### Exercise materials
++++++++++++++++++++
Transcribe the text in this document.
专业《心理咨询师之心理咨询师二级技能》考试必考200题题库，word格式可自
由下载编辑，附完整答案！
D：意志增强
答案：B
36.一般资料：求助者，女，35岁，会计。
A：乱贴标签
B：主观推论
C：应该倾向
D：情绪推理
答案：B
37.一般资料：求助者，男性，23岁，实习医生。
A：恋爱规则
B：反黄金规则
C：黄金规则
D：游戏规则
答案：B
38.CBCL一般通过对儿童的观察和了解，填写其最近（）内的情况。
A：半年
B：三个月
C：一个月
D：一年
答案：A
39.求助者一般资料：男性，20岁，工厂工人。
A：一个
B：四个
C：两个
++++++++++++++++++++
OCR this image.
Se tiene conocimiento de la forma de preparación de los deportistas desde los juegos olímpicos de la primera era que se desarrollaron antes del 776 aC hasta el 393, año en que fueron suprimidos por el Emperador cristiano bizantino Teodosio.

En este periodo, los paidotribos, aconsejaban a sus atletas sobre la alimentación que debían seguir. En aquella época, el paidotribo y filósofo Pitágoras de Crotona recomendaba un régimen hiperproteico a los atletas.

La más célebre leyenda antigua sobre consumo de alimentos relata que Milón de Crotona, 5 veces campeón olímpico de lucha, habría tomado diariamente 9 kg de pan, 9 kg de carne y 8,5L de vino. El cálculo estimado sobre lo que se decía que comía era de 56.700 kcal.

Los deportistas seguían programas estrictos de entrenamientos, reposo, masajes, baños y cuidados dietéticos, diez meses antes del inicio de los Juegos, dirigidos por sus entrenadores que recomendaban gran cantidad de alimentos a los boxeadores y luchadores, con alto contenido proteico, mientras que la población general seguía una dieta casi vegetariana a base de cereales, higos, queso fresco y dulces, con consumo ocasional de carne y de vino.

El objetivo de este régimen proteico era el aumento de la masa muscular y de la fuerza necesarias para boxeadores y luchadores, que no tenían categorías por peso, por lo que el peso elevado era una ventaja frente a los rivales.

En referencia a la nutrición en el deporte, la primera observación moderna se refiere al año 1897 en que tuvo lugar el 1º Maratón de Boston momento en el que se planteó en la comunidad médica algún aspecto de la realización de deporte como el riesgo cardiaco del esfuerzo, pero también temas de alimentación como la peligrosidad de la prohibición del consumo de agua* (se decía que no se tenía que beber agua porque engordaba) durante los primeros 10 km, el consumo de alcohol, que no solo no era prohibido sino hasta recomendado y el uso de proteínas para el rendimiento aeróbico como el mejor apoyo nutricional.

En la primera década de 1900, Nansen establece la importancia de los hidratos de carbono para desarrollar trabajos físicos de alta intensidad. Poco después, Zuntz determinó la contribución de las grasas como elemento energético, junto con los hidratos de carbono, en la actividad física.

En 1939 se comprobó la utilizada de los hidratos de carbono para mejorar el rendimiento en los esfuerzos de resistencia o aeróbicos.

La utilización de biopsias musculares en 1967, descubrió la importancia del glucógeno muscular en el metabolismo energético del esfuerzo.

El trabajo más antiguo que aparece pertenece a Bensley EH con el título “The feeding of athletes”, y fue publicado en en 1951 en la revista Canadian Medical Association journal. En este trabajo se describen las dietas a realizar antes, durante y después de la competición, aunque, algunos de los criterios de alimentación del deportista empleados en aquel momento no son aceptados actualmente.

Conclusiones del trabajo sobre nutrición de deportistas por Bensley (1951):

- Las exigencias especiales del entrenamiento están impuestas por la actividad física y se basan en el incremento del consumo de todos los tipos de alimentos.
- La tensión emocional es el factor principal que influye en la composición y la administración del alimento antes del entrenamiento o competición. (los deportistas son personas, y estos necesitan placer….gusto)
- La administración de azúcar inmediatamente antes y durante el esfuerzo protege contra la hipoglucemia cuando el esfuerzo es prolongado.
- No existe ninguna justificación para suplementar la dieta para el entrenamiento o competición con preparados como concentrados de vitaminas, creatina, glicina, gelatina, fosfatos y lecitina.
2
++++++++++++++++++++
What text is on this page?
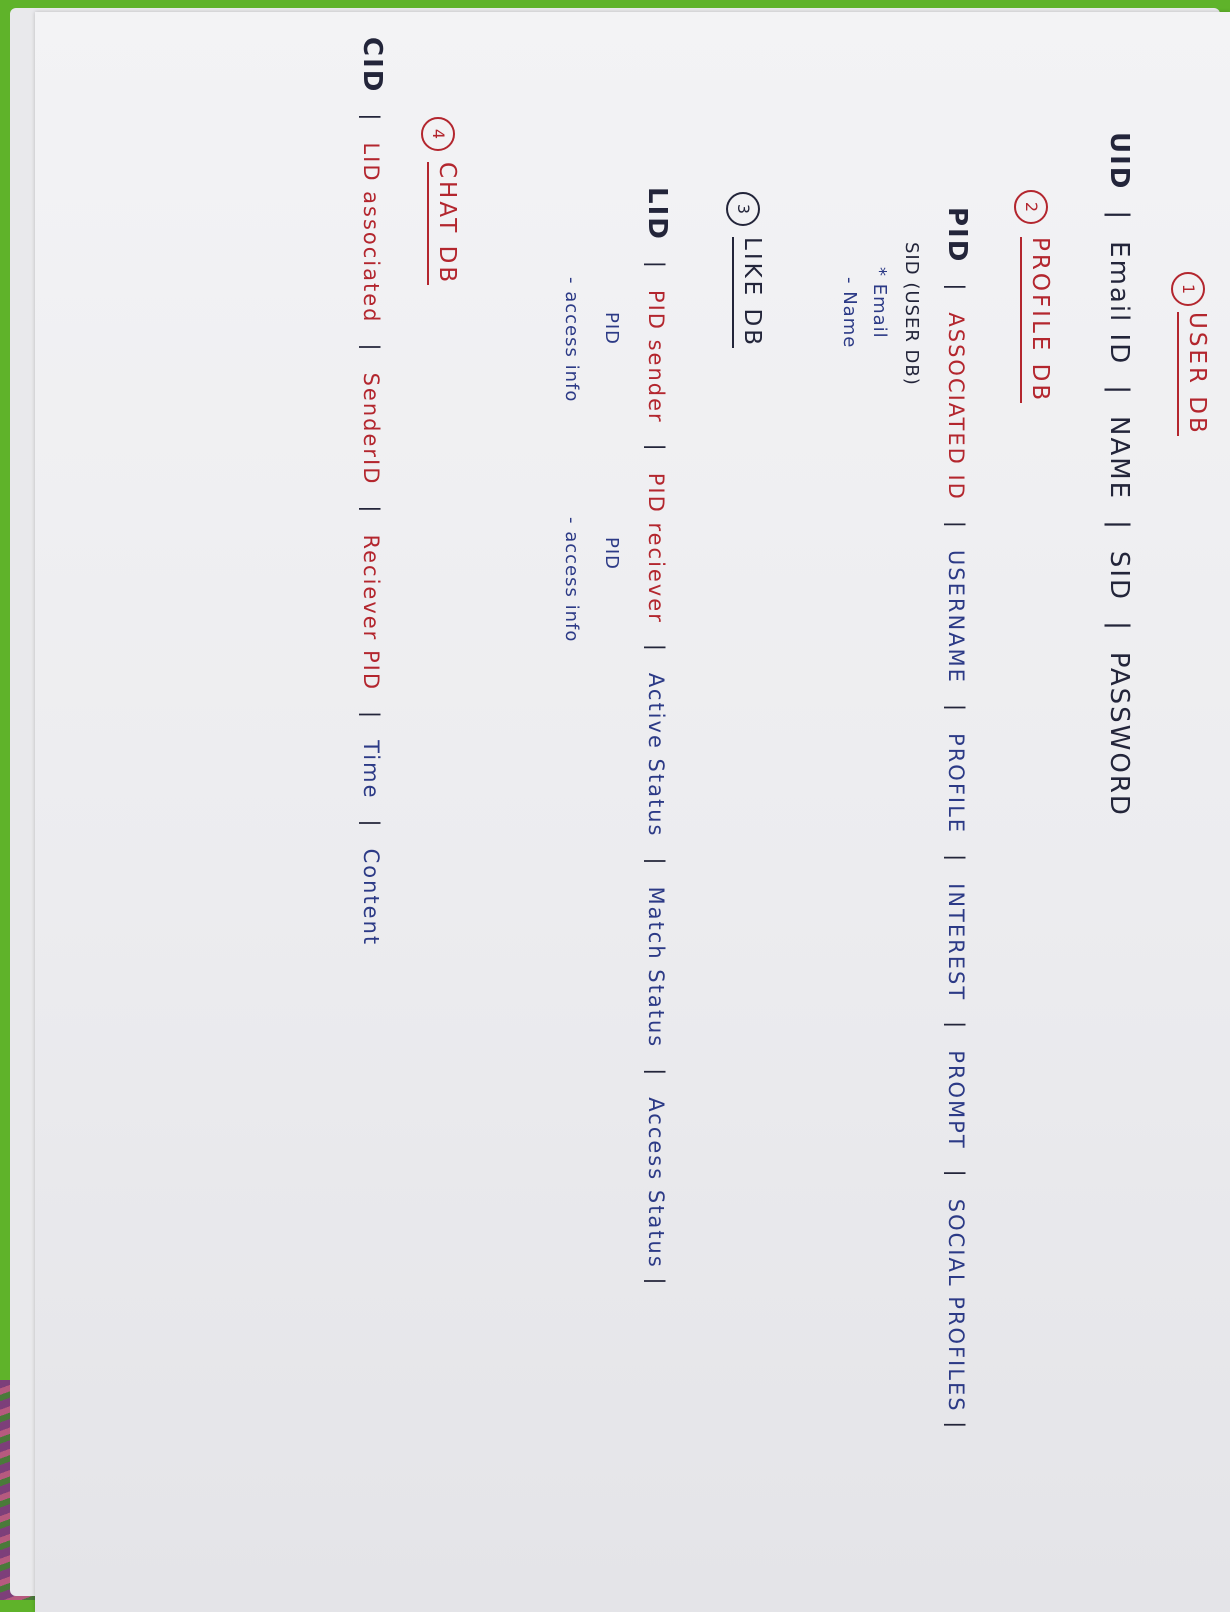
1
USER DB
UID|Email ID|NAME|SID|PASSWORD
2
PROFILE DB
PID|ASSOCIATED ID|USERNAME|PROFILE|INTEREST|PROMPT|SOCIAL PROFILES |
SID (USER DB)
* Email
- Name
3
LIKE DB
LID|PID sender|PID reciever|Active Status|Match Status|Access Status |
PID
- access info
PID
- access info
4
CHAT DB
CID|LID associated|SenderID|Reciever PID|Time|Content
++++++++++++++++++++
### Stated task
What is the number of lines in the data that hold the string "sobre"? Answer with the number only.

### Result for this task
3